Exercise requirements:
The data below should be restated word for word, with every picture omitted.

##### Input rows #####

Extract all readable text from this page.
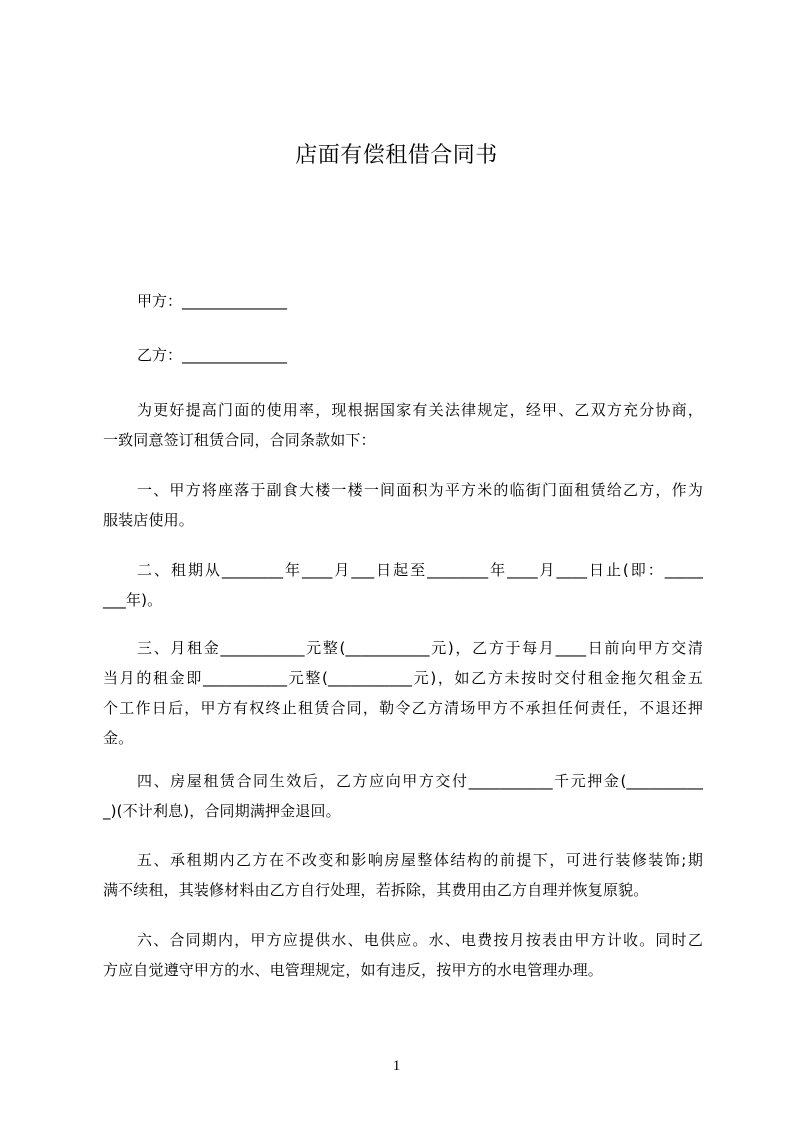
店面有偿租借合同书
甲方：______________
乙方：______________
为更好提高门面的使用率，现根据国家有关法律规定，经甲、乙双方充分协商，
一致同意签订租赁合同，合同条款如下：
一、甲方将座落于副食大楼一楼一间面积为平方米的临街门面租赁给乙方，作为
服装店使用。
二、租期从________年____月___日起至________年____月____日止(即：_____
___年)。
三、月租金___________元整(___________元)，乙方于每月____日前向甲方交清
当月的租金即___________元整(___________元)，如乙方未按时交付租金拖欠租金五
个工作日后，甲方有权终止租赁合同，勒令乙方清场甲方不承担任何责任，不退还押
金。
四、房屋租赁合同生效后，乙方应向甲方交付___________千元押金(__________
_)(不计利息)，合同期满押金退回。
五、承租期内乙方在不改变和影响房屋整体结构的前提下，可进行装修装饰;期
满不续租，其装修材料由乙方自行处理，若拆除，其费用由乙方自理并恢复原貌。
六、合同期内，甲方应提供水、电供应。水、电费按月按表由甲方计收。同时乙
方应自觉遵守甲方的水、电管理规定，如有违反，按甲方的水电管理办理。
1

#####

Written solution:
Extract all readable text from this page.
店面有偿租借合同书
甲方：______________
乙方：______________
为更好提高门面的使用率，现根据国家有关法律规定，经甲、乙双方充分协商，
一致同意签订租赁合同，合同条款如下：
一、甲方将座落于副食大楼一楼一间面积为平方米的临街门面租赁给乙方，作为
服装店使用。
二、租期从________年____月___日起至________年____月____日止(即：_____
___年)。
三、月租金___________元整(___________元)，乙方于每月____日前向甲方交清
当月的租金即___________元整(___________元)，如乙方未按时交付租金拖欠租金五
个工作日后，甲方有权终止租赁合同，勒令乙方清场甲方不承担任何责任，不退还押
金。
四、房屋租赁合同生效后，乙方应向甲方交付___________千元押金(__________
_)(不计利息)，合同期满押金退回。
五、承租期内乙方在不改变和影响房屋整体结构的前提下，可进行装修装饰;期
满不续租，其装修材料由乙方自行处理，若拆除，其费用由乙方自理并恢复原貌。
六、合同期内，甲方应提供水、电供应。水、电费按月按表由甲方计收。同时乙
方应自觉遵守甲方的水、电管理规定，如有违反，按甲方的水电管理办理。
1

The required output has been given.